**Directive**
Return the material word for word. Do not include pictures.

(Collected data entries)
begin

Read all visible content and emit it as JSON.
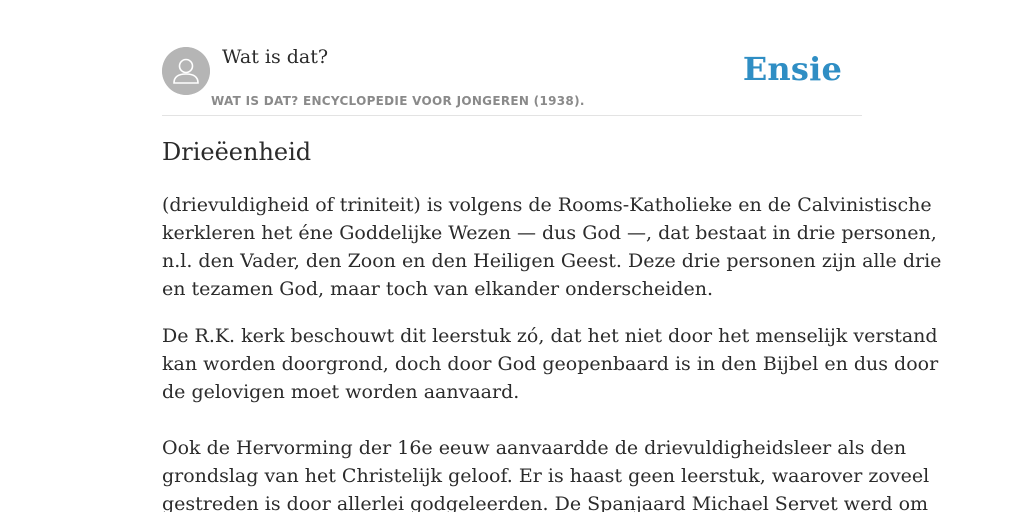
{
  "header": {
    "avatar_icon": "user-silhouette-icon",
    "source_title": "Wat is dat?",
    "source_subtitle": "WAT IS DAT? ENCYCLOPEDIE VOOR JONGEREN (1938).",
    "brand": "Ensie"
  },
  "article": {
    "title": "Drieëenheid",
    "paragraphs": [
      {
        "lines": [
          "(drievuldigheid of triniteit) is volgens de Rooms-Katholieke en de Calvinistische",
          "kerkleren het éne Goddelijke Wezen — dus God —, dat bestaat in drie personen,",
          "n.l. den Vader, den Zoon en den Heiligen Geest. Deze drie personen zijn alle drie",
          "en tezamen God, maar toch van elkander onderscheiden."
        ]
      },
      {
        "lines": [
          "De R.K. kerk beschouwt dit leerstuk zó, dat het niet door het menselijk verstand",
          "kan worden doorgrond, doch door God geopenbaard is in den Bijbel en dus door",
          "de gelovigen moet worden aanvaard."
        ]
      },
      {
        "lines": [
          "Ook de Hervorming der 16e eeuw aanvaardde de drievuldigheidsleer als den",
          "grondslag van het Christelijk geloof. Er is haast geen leerstuk, waarover zoveel",
          "gestreden is door allerlei godgeleerden. De Spanjaard Michael Servet werd om"
        ]
      }
    ]
  }
}
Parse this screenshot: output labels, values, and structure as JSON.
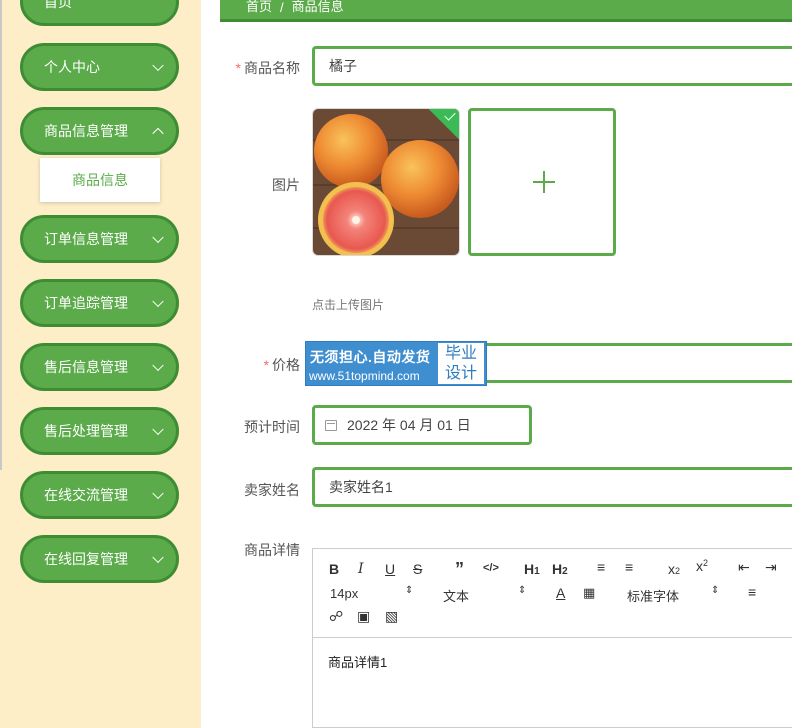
{
  "sidebar": {
    "items": [
      {
        "label": "首页"
      },
      {
        "label": "个人中心"
      },
      {
        "label": "商品信息管理"
      },
      {
        "label": "订单信息管理"
      },
      {
        "label": "订单追踪管理"
      },
      {
        "label": "售后信息管理"
      },
      {
        "label": "售后处理管理"
      },
      {
        "label": "在线交流管理"
      },
      {
        "label": "在线回复管理"
      }
    ],
    "submenu_item": "商品信息"
  },
  "breadcrumb": {
    "home": "首页",
    "separator": "/",
    "current": "商品信息"
  },
  "form": {
    "name": {
      "label": "商品名称",
      "required_mark": "*",
      "value": "橘子"
    },
    "image": {
      "label": "图片",
      "upload_tip": "点击上传图片"
    },
    "price": {
      "label": "价格",
      "required_mark": "*",
      "value": ""
    },
    "time": {
      "label": "预计时间",
      "value": "2022 年 04 月 01 日"
    },
    "seller": {
      "label": "卖家姓名",
      "value": "卖家姓名1"
    },
    "detail": {
      "label": "商品详情",
      "value": "商品详情1"
    }
  },
  "editor": {
    "font_size": "14px",
    "text_type": "文本",
    "font_family": "标准字体"
  },
  "watermark": {
    "line1": "无须担心.自动发货",
    "line2": "www.51topmind.com",
    "badge": "毕业 设计"
  },
  "colors": {
    "accent": "#5bab4b",
    "accent_dark": "#3e8d35",
    "sidebar_bg": "#fdeec8",
    "required": "#f56c6c"
  }
}
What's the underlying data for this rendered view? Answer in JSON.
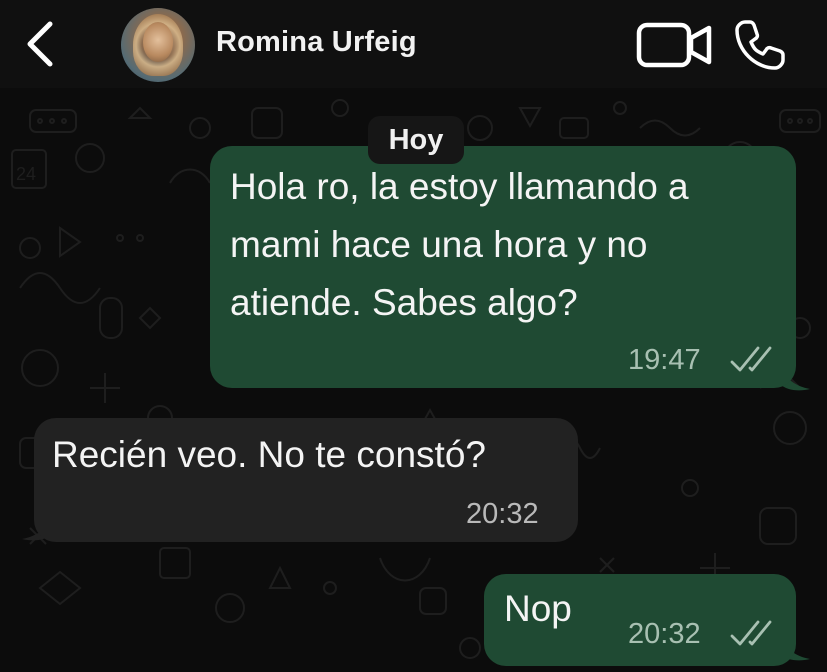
{
  "header": {
    "contact_name": "Romina Urfeig",
    "back_icon": "chevron-left-icon",
    "video_icon": "video-camera-icon",
    "call_icon": "phone-icon"
  },
  "chat": {
    "day_label": "Hoy",
    "messages": [
      {
        "direction": "outgoing",
        "lines": [
          "Hola ro, la estoy llamando a",
          "mami hace una hora y no",
          "atiende. Sabes algo?"
        ],
        "time": "19:47",
        "status": "read-double-check"
      },
      {
        "direction": "incoming",
        "lines": [
          "Recién veo. No te constó?"
        ],
        "time": "20:32"
      },
      {
        "direction": "outgoing",
        "lines": [
          "Nop"
        ],
        "time": "20:32",
        "status": "read-double-check"
      }
    ]
  },
  "colors": {
    "background": "#0c0c0c",
    "outgoing_bubble": "#1f4a33",
    "incoming_bubble": "#222222",
    "text": "#f4f4f4"
  }
}
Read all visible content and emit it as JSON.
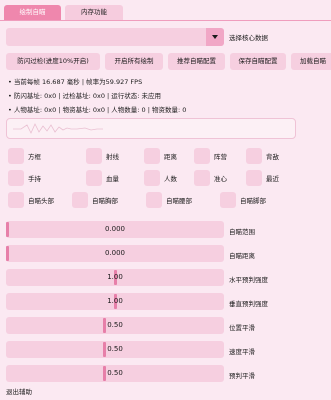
{
  "tabs": [
    {
      "label": "绘制自瞄",
      "active": true
    },
    {
      "label": "内存功能",
      "active": false
    }
  ],
  "core_select": {
    "value": "",
    "label": "选择核心数据"
  },
  "buttons": [
    "防闪过检(进度10%开启)",
    "开启所有绘制",
    "推荐自瞄配置",
    "保存自瞄配置",
    "加载自瞄"
  ],
  "info": {
    "line1": "当前每帧 16.687 毫秒 | 帧率为59.927 FPS",
    "line2": "防闪基址: 0x0 | 过检基址: 0x0 | 运行状态: 未应用",
    "line3": "人物基址: 0x0 | 物资基址: 0x0 | 人物数量: 0 | 物资数量: 0"
  },
  "checkboxes": {
    "row1": [
      "方框",
      "射线",
      "距离",
      "阵营",
      "背敌"
    ],
    "row2": [
      "手持",
      "血量",
      "人数",
      "准心",
      "最近"
    ],
    "row3": [
      "自瞄头部",
      "自瞄胸部",
      "自瞄腰部",
      "自瞄脚部"
    ]
  },
  "sliders": [
    {
      "value": "0.000",
      "label": "自瞄范围",
      "level": 0.0
    },
    {
      "value": "0.000",
      "label": "自瞄距离",
      "level": 0.0
    },
    {
      "value": "1.00",
      "label": "水平预判强度",
      "level": 0.5
    },
    {
      "value": "1.00",
      "label": "垂直预判强度",
      "level": 0.5
    },
    {
      "value": "0.50",
      "label": "位置平滑",
      "level": 0.45
    },
    {
      "value": "0.50",
      "label": "速度平滑",
      "level": 0.45
    },
    {
      "value": "0.50",
      "label": "预判平滑",
      "level": 0.45
    }
  ],
  "exit_label": "退出辅助",
  "colors": {
    "accent": "#ef87ad",
    "widget": "#f6cfe0",
    "background": "#fbe9f2"
  }
}
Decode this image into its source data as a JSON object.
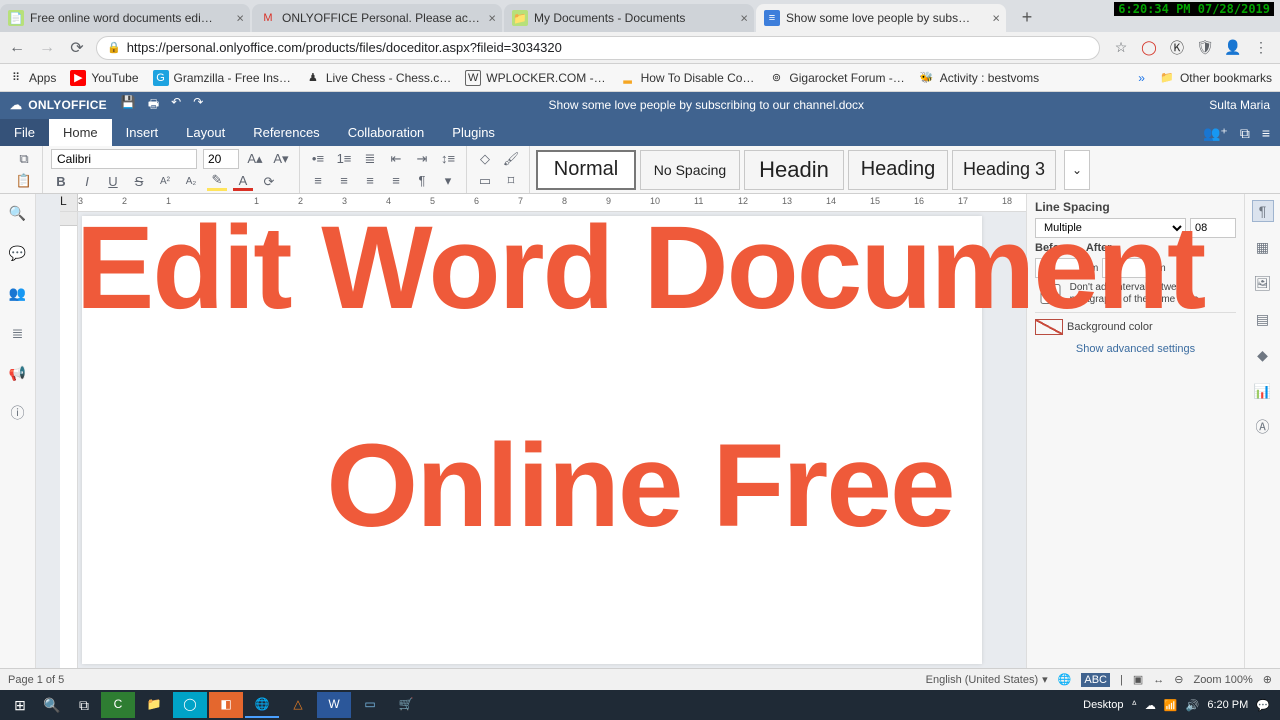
{
  "chrome": {
    "tabs": [
      {
        "title": "Free online word documents edi…"
      },
      {
        "title": "ONLYOFFICE Personal. Please ac…"
      },
      {
        "title": "My Documents - Documents"
      },
      {
        "title": "Show some love people by subs…"
      }
    ],
    "active_tab": 3,
    "url": "https://personal.onlyoffice.com/products/files/doceditor.aspx?fileid=3034320",
    "timestamp": "6:20:34 PM 07/28/2019",
    "bookmarks": [
      "Apps",
      "YouTube",
      "Gramzilla - Free Ins…",
      "Live Chess - Chess.c…",
      "WPLOCKER.COM -…",
      "How To Disable Co…",
      "Gigarocket Forum -…",
      "Activity : bestvoms"
    ],
    "other_bookmarks": "Other bookmarks"
  },
  "oo": {
    "brand": "ONLYOFFICE",
    "doc_title": "Show some love people by subscribing to our channel.docx",
    "user": "Sulta Maria",
    "menus": [
      "File",
      "Home",
      "Insert",
      "Layout",
      "References",
      "Collaboration",
      "Plugins"
    ],
    "active_menu": "Home",
    "font": "Calibri",
    "size": "20",
    "styles": [
      "Normal",
      "No Spacing",
      "Headin",
      "Heading",
      "Heading 3"
    ],
    "selected_style": 0,
    "ruler_numbers": [
      "3",
      "2",
      "1",
      "",
      "1",
      "2",
      "3",
      "4",
      "5",
      "6",
      "7",
      "8",
      "9",
      "10",
      "11",
      "12",
      "13",
      "14",
      "15",
      "16",
      "17",
      "18"
    ],
    "right_panel": {
      "title": "Line Spacing",
      "mode": "Multiple",
      "value": "08",
      "before_label": "Before",
      "after_label": "After",
      "before_val": "0",
      "after_val": "0",
      "unit": "cm",
      "chk": "Don't add interval between paragraphs of the same style",
      "bgcolor_label": "Background color",
      "adv": "Show advanced settings"
    },
    "status": {
      "page": "Page 1 of 5",
      "lang": "English (United States)",
      "zoom": "Zoom 100%"
    }
  },
  "overlay": {
    "line1": "Edit Word Document",
    "line2": "Online Free"
  },
  "win": {
    "desktop": "Desktop",
    "time": "6:20 PM"
  }
}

end

**Answer to the problem**
Read all visible content and emit it as JSON.
{
  "header": {
    "avatar_icon": "user-silhouette-icon",
    "source_title": "Wat is dat?",
    "source_subtitle": "WAT IS DAT? ENCYCLOPEDIE VOOR JONGEREN (1938).",
    "brand": "Ensie"
  },
  "article": {
    "title": "Drieëenheid",
    "paragraphs": [
      {
        "lines": [
          "(drievuldigheid of triniteit) is volgens de Rooms-Katholieke en de Calvinistische",
          "kerkleren het éne Goddelijke Wezen — dus God —, dat bestaat in drie personen,",
          "n.l. den Vader, den Zoon en den Heiligen Geest. Deze drie personen zijn alle drie",
          "en tezamen God, maar toch van elkander onderscheiden."
        ]
      },
      {
        "lines": [
          "De R.K. kerk beschouwt dit leerstuk zó, dat het niet door het menselijk verstand",
          "kan worden doorgrond, doch door God geopenbaard is in den Bijbel en dus door",
          "de gelovigen moet worden aanvaard."
        ]
      },
      {
        "lines": [
          "Ook de Hervorming der 16e eeuw aanvaardde de drievuldigheidsleer als den",
          "grondslag van het Christelijk geloof. Er is haast geen leerstuk, waarover zoveel",
          "gestreden is door allerlei godgeleerden. De Spanjaard Michael Servet werd om"
        ]
      }
    ]
  }
}
Parse this screenshot: output labels, values, and structure as JSON.
{
  "sidebar": {
    "items": [
      {
        "label": "首页"
      },
      {
        "label": "个人中心"
      },
      {
        "label": "商品信息管理"
      },
      {
        "label": "订单信息管理"
      },
      {
        "label": "订单追踪管理"
      },
      {
        "label": "售后信息管理"
      },
      {
        "label": "售后处理管理"
      },
      {
        "label": "在线交流管理"
      },
      {
        "label": "在线回复管理"
      }
    ],
    "submenu_item": "商品信息"
  },
  "breadcrumb": {
    "home": "首页",
    "separator": "/",
    "current": "商品信息"
  },
  "form": {
    "name": {
      "label": "商品名称",
      "required_mark": "*",
      "value": "橘子"
    },
    "image": {
      "label": "图片",
      "upload_tip": "点击上传图片"
    },
    "price": {
      "label": "价格",
      "required_mark": "*",
      "value": ""
    },
    "time": {
      "label": "预计时间",
      "value": "2022 年 04 月 01 日"
    },
    "seller": {
      "label": "卖家姓名",
      "value": "卖家姓名1"
    },
    "detail": {
      "label": "商品详情",
      "value": "商品详情1"
    }
  },
  "editor": {
    "font_size": "14px",
    "text_type": "文本",
    "font_family": "标准字体"
  },
  "watermark": {
    "line1": "无须担心.自动发货",
    "line2": "www.51topmind.com",
    "badge": "毕业 设计"
  },
  "colors": {
    "accent": "#5bab4b",
    "accent_dark": "#3e8d35",
    "sidebar_bg": "#fdeec8",
    "required": "#f56c6c"
  }
}
What's the underlying data for this rendered view? Answer in JSON.
{
  "header": {
    "contact_name": "Romina Urfeig",
    "back_icon": "chevron-left-icon",
    "video_icon": "video-camera-icon",
    "call_icon": "phone-icon"
  },
  "chat": {
    "day_label": "Hoy",
    "messages": [
      {
        "direction": "outgoing",
        "lines": [
          "Hola ro, la estoy llamando a",
          "mami hace una hora y no",
          "atiende. Sabes algo?"
        ],
        "time": "19:47",
        "status": "read-double-check"
      },
      {
        "direction": "incoming",
        "lines": [
          "Recién veo. No te constó?"
        ],
        "time": "20:32"
      },
      {
        "direction": "outgoing",
        "lines": [
          "Nop"
        ],
        "time": "20:32",
        "status": "read-double-check"
      }
    ]
  },
  "colors": {
    "background": "#0c0c0c",
    "outgoing_bubble": "#1f4a33",
    "incoming_bubble": "#222222",
    "text": "#f4f4f4"
  }
}
Read all visible content and emit it as JSON.
{
  "tabs": [
    {
      "label": "绘制自瞄",
      "active": true
    },
    {
      "label": "内存功能",
      "active": false
    }
  ],
  "core_select": {
    "value": "",
    "label": "选择核心数据"
  },
  "buttons": [
    "防闪过检(进度10%开启)",
    "开启所有绘制",
    "推荐自瞄配置",
    "保存自瞄配置",
    "加载自瞄"
  ],
  "info": {
    "line1": "当前每帧 16.687 毫秒 | 帧率为59.927 FPS",
    "line2": "防闪基址: 0x0 | 过检基址: 0x0 | 运行状态: 未应用",
    "line3": "人物基址: 0x0 | 物资基址: 0x0 | 人物数量: 0 | 物资数量: 0"
  },
  "checkboxes": {
    "row1": [
      "方框",
      "射线",
      "距离",
      "阵营",
      "背敌"
    ],
    "row2": [
      "手持",
      "血量",
      "人数",
      "准心",
      "最近"
    ],
    "row3": [
      "自瞄头部",
      "自瞄胸部",
      "自瞄腰部",
      "自瞄脚部"
    ]
  },
  "sliders": [
    {
      "value": "0.000",
      "label": "自瞄范围",
      "level": 0.0
    },
    {
      "value": "0.000",
      "label": "自瞄距离",
      "level": 0.0
    },
    {
      "value": "1.00",
      "label": "水平预判强度",
      "level": 0.5
    },
    {
      "value": "1.00",
      "label": "垂直预判强度",
      "level": 0.5
    },
    {
      "value": "0.50",
      "label": "位置平滑",
      "level": 0.45
    },
    {
      "value": "0.50",
      "label": "速度平滑",
      "level": 0.45
    },
    {
      "value": "0.50",
      "label": "预判平滑",
      "level": 0.45
    }
  ],
  "exit_label": "退出辅助",
  "colors": {
    "accent": "#ef87ad",
    "widget": "#f6cfe0",
    "background": "#fbe9f2"
  }
}
Decode this image into its source data as a JSON object.
{
  "chrome": {
    "tabs": [
      {
        "title": "Free online word documents edi…"
      },
      {
        "title": "ONLYOFFICE Personal. Please ac…"
      },
      {
        "title": "My Documents - Documents"
      },
      {
        "title": "Show some love people by subs…"
      }
    ],
    "active_tab": 3,
    "url": "https://personal.onlyoffice.com/products/files/doceditor.aspx?fileid=3034320",
    "timestamp": "6:20:34 PM 07/28/2019",
    "bookmarks": [
      "Apps",
      "YouTube",
      "Gramzilla - Free Ins…",
      "Live Chess - Chess.c…",
      "WPLOCKER.COM -…",
      "How To Disable Co…",
      "Gigarocket Forum -…",
      "Activity : bestvoms"
    ],
    "other_bookmarks": "Other bookmarks"
  },
  "oo": {
    "brand": "ONLYOFFICE",
    "doc_title": "Show some love people by subscribing to our channel.docx",
    "user": "Sulta Maria",
    "menus": [
      "File",
      "Home",
      "Insert",
      "Layout",
      "References",
      "Collaboration",
      "Plugins"
    ],
    "active_menu": "Home",
    "font": "Calibri",
    "size": "20",
    "styles": [
      "Normal",
      "No Spacing",
      "Headin",
      "Heading",
      "Heading 3"
    ],
    "selected_style": 0,
    "ruler_numbers": [
      "3",
      "2",
      "1",
      "",
      "1",
      "2",
      "3",
      "4",
      "5",
      "6",
      "7",
      "8",
      "9",
      "10",
      "11",
      "12",
      "13",
      "14",
      "15",
      "16",
      "17",
      "18"
    ],
    "right_panel": {
      "title": "Line Spacing",
      "mode": "Multiple",
      "value": "08",
      "before_label": "Before",
      "after_label": "After",
      "before_val": "0",
      "after_val": "0",
      "unit": "cm",
      "chk": "Don't add interval between paragraphs of the same style",
      "bgcolor_label": "Background color",
      "adv": "Show advanced settings"
    },
    "status": {
      "page": "Page 1 of 5",
      "lang": "English (United States)",
      "zoom": "Zoom 100%"
    }
  },
  "overlay": {
    "line1": "Edit Word Document",
    "line2": "Online Free"
  },
  "win": {
    "desktop": "Desktop",
    "time": "6:20 PM"
  }
}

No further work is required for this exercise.